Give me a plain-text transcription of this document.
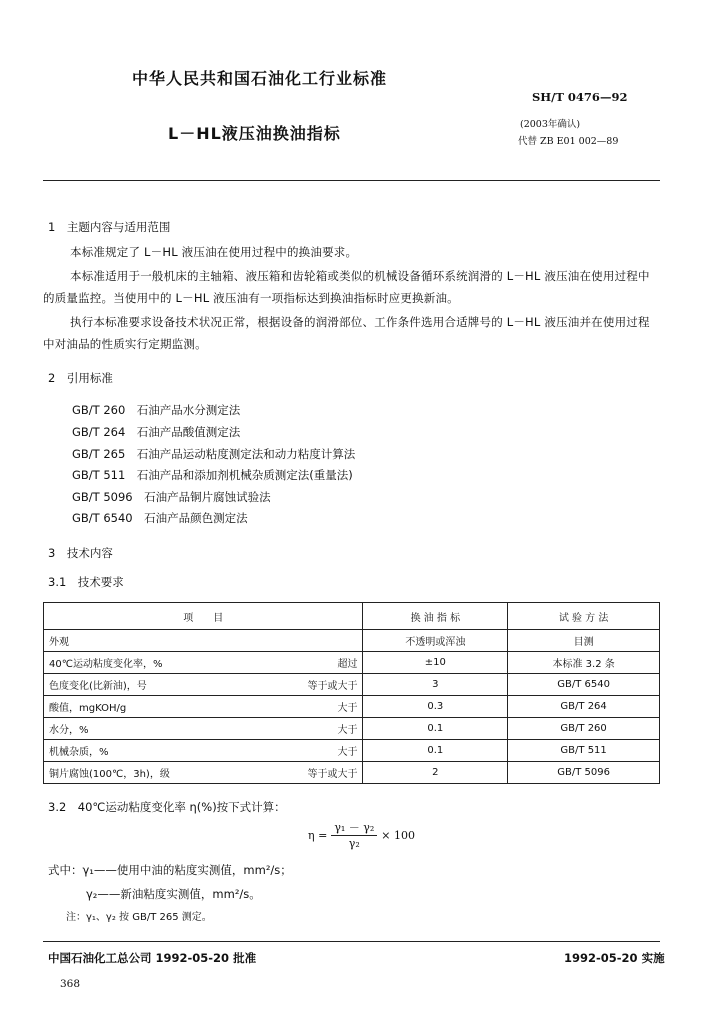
中华人民共和国石油化工行业标准
SH/T 0476—92
L－HL液压油换油指标	(2003年确认)
代替 ZB E01 002—89
1　主题内容与适用范围
本标准规定了 L－HL 液压油在使用过程中的换油要求。
本标准适用于一般机床的主轴箱、液压箱和齿轮箱或类似的机械设备循环系统润滑的 L－HL 液压油在使用过程中的质量监控。当使用中的 L－HL 液压油有一项指标达到换油指标时应更换新油。
执行本标准要求设备技术状况正常，根据设备的润滑部位、工作条件选用合适牌号的 L－HL 液压油并在使用过程中对油品的性质实行定期监测。
2　引用标准
GB/T 260　石油产品水分测定法
GB/T 264　石油产品酸值测定法
GB/T 265　石油产品运动粘度测定法和动力粘度计算法
GB/T 511　石油产品和添加剂机械杂质测定法(重量法)
GB/T 5096　石油产品铜片腐蚀试验法
GB/T 6540　石油产品颜色测定法
3　技术内容
3.1　技术要求
项　　目	换 油 指 标	试 验 方 法

外观	不透明或浑浊	目测

40℃运动粘度变化率，% 超过	±10	本标准 3.2 条

色度变化(比新油)，号 等于或大于	3	GB/T 6540

酸值，mgKOH/g 大于	0.3	GB/T 264

水分，% 大于	0.1	GB/T 260

机械杂质，% 大于	0.1	GB/T 511

铜片腐蚀(100℃，3h)，级 等于或大于	2	GB/T 5096
3.2　40℃运动粘度变化率 η(%)按下式计算：
$\eta = \frac{\text{γ₁ － γ₂}}{\text{γ₂}} \times 100$
式中：γ₁——使用中油的粘度实测值，mm²/s；
γ₂——新油粘度实测值，mm²/s。
注：γ₁、γ₂ 按 GB/T 265 测定。
中国石油化工总公司 1992-05-20 批准	1992-05-20 实施
368
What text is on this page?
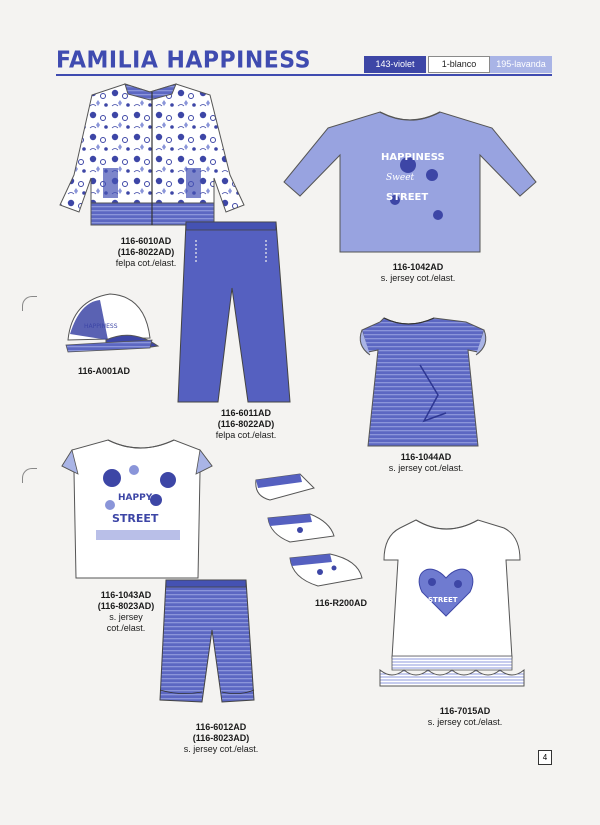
FAMILIA HAPPINESS	143-violet	1-blanco	195-lavanda
HAPPINESS
Sweet
STREET
HAPPINESS
HAPPY
STREET
STREET
116-6010AD
(116-8022AD)
felpa cot./elast.	116-1042AD
s. jersey cot./elast.
116-A001AD
116-6011AD
(116-8022AD)
felpa cot./elast.
116-1044AD
s. jersey cot./elast.
116-1043AD
(116-8023AD)
s. jersey
cot./elast.
116-R200AD
116-6012AD
(116-8023AD)
s. jersey cot./elast.
116-7015AD
s. jersey cot./elast.
4
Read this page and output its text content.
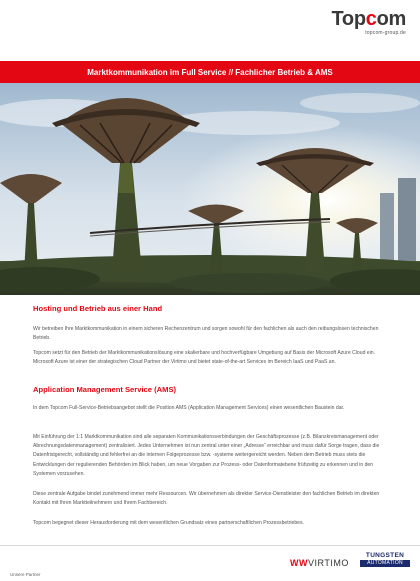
Topcom
topcom-group.de
Marktkommunikation im Full Service // Fachlicher Betrieb & AMS
Hosting und Betrieb aus einer Hand

Wir betreiben Ihre Marktkommunikation in einem sicheren Rechenzentrum und sorgen sowohl für den fachlichen als auch den reibungslosen technischen Betrieb.

Topcom setzt für den Betrieb der Marktkommunikationslösung eine skalierbare und hochverfügbare Umgebung auf Basis der Microsoft Azure Cloud ein. Microsoft Azure ist einer der strategischen Cloud Partner der Virtimo und bietet state-of-the-art Services im Bereich IaaS und PaaS an.

Application Management Service (AMS)

In dem Topcom Full-Service-Betriebsangebot stellt die Position AMS (Application Management Services) einen wesentlichen Baustein dar.

Mit Einführung der 1:1 Marktkommunikation sind alle separaten Kommunikationsverbindungen der Geschäftsprozesse (z.B. Bilanzkreismanagement oder Abrechnungsdatenmanagement) zentralisiert. Jedes Unternehmen ist nun zentral unter einer „Adresse“ erreichbar und muss dafür Sorge tragen, dass die Datenfristgerecht, vollständig und fehlerfrei an die internen Folgeprozesse bzw. -systeme weitergereicht werden. Neben dem Betrieb muss stets die Entwicklungen der regulierenden Behörden im Blick haben, um neue Vorgaben zur Prozess- oder Datenformatebene frühzeitig zu erkennen und in den Systemen vorzusehen.

Diese zentrale Aufgabe bindet zunehmend immer mehr Ressourcen. Wir übernehmen als direkter Service-Dienstleister den fachlichen Betrieb im direkten Kontakt mit Ihren Marktteilnehmern und Ihrem Fachbereich.

Topcom begegnet dieser Herausforderung mit dem wesentlichen Grundsatz eines partnerschaftlichen Prozessbetriebes.

Unsere Partner
WWVIRTIMO
TUNGSTEN
AUTOMATION
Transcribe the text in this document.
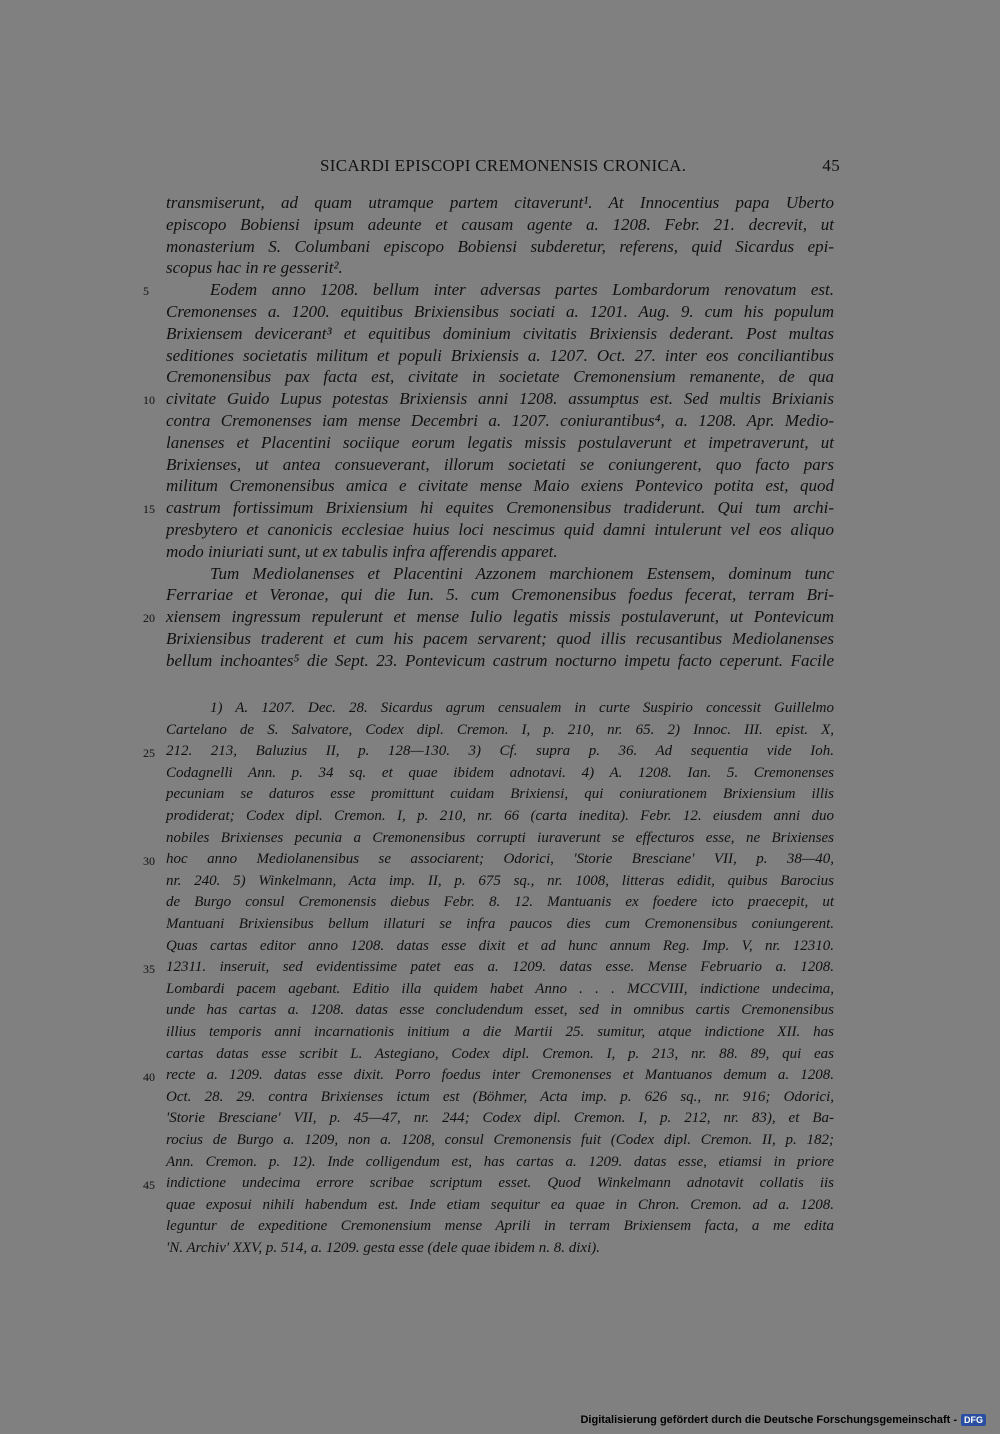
SICARDI EPISCOPI CREMONENSIS CRONICA.	45
transmiserunt, ad quam utramque partem citaverunt¹. At Innocentius papa Uberto
episcopo Bobiensi ipsum adeunte et causam agente a. 1208. Febr. 21. decrevit, ut
monasterium S. Columbani episcopo Bobiensi subderetur, referens, quid Sicardus epi-
scopus hac in re gesserit².
Eodem anno 1208. bellum inter adversas partes Lombardorum renovatum est.
Cremonenses a. 1200. equitibus Brixiensibus sociati a. 1201. Aug. 9. cum his populum
Brixiensem devicerant³ et equitibus dominium civitatis Brixiensis dederant. Post multas
seditiones societatis militum et populi Brixiensis a. 1207. Oct. 27. inter eos conciliantibus
Cremonensibus pax facta est, civitate in societate Cremonensium remanente, de qua
civitate Guido Lupus potestas Brixiensis anni 1208. assumptus est. Sed multis Brixianis
contra Cremonenses iam mense Decembri a. 1207. coniurantibus⁴, a. 1208. Apr. Medio-
lanenses et Placentini sociique eorum legatis missis postulaverunt et impetraverunt, ut
Brixienses, ut antea consueverant, illorum societati se coniungerent, quo facto pars
militum Cremonensibus amica e civitate mense Maio exiens Pontevico potita est, quod
castrum fortissimum Brixiensium hi equites Cremonensibus tradiderunt. Qui tum archi-
presbytero et canonicis ecclesiae huius loci nescimus quid damni intulerunt vel eos aliquo
modo iniuriati sunt, ut ex tabulis infra afferendis apparet.
Tum Mediolanenses et Placentini Azzonem marchionem Estensem, dominum tunc
Ferrariae et Veronae, qui die Iun. 5. cum Cremonensibus foedus fecerat, terram Bri-
xiensem ingressum repulerunt et mense Iulio legatis missis postulaverunt, ut Pontevicum
Brixiensibus traderent et cum his pacem servarent; quod illis recusantibus Mediolanenses
bellum inchoantes⁵ die Sept. 23. Pontevicum castrum nocturno impetu facto ceperunt. Facile
1) A. 1207. Dec. 28. Sicardus agrum censualem in curte Suspirio concessit Guillelmo
Cartelano de S. Salvatore, Codex dipl. Cremon. I, p. 210, nr. 65. 2) Innoc. III. epist. X,
212. 213, Baluzius II, p. 128—130. 3) Cf. supra p. 36. Ad sequentia vide Ioh.
Codagnelli Ann. p. 34 sq. et quae ibidem adnotavi. 4) A. 1208. Ian. 5. Cremonenses
pecuniam se daturos esse promittunt cuidam Brixiensi, qui coniurationem Brixiensium illis
prodiderat; Codex dipl. Cremon. I, p. 210, nr. 66 (carta inedita). Febr. 12. eiusdem anni duo
nobiles Brixienses pecunia a Cremonensibus corrupti iuraverunt se effecturos esse, ne Brixienses
hoc anno Mediolanensibus se associarent; Odorici, 'Storie Bresciane' VII, p. 38—40,
nr. 240. 5) Winkelmann, Acta imp. II, p. 675 sq., nr. 1008, litteras edidit, quibus Barocius
de Burgo consul Cremonensis diebus Febr. 8. 12. Mantuanis ex foedere icto praecepit, ut
Mantuani Brixiensibus bellum illaturi se infra paucos dies cum Cremonensibus coniungerent.
Quas cartas editor anno 1208. datas esse dixit et ad hunc annum Reg. Imp. V, nr. 12310.
12311. inseruit, sed evidentissime patet eas a. 1209. datas esse. Mense Februario a. 1208.
Lombardi pacem agebant. Editio illa quidem habet Anno . . . MCCVIII, indictione undecima,
unde has cartas a. 1208. datas esse concludendum esset, sed in omnibus cartis Cremonensibus
illius temporis anni incarnationis initium a die Martii 25. sumitur, atque indictione XII. has
cartas datas esse scribit L. Astegiano, Codex dipl. Cremon. I, p. 213, nr. 88. 89, qui eas
recte a. 1209. datas esse dixit. Porro foedus inter Cremonenses et Mantuanos demum a. 1208.
Oct. 28. 29. contra Brixienses ictum est (Böhmer, Acta imp. p. 626 sq., nr. 916; Odorici,
'Storie Bresciane' VII, p. 45—47, nr. 244; Codex dipl. Cremon. I, p. 212, nr. 83), et Ba-
rocius de Burgo a. 1209, non a. 1208, consul Cremonensis fuit (Codex dipl. Cremon. II, p. 182;
Ann. Cremon. p. 12). Inde colligendum est, has cartas a. 1209. datas esse, etiamsi in priore
indictione undecima errore scribae scriptum esset. Quod Winkelmann adnotavit collatis iis
quae exposui nihili habendum est. Inde etiam sequitur ea quae in Chron. Cremon. ad a. 1208.
leguntur de expeditione Cremonensium mense Aprili in terram Brixiensem facta, a me edita
'N. Archiv' XXV, p. 514, a. 1209. gesta esse (dele quae ibidem n. 8. dixi).
5
10
15
20
25
30
35
40
45
Digitalisierung gefördert durch die Deutsche Forschungsgemeinschaft - DFG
==*==
▸ Task objective:
In the records above, find each line holding "pacem" and copy it.

▸ Full response:
Brixiensibus traderent et cum his pacem servarent; quod illis recusantibus Mediolanenses
Lombardi pacem agebant. Editio illa quidem habet Anno . . . MCCVIII, indictione undecima,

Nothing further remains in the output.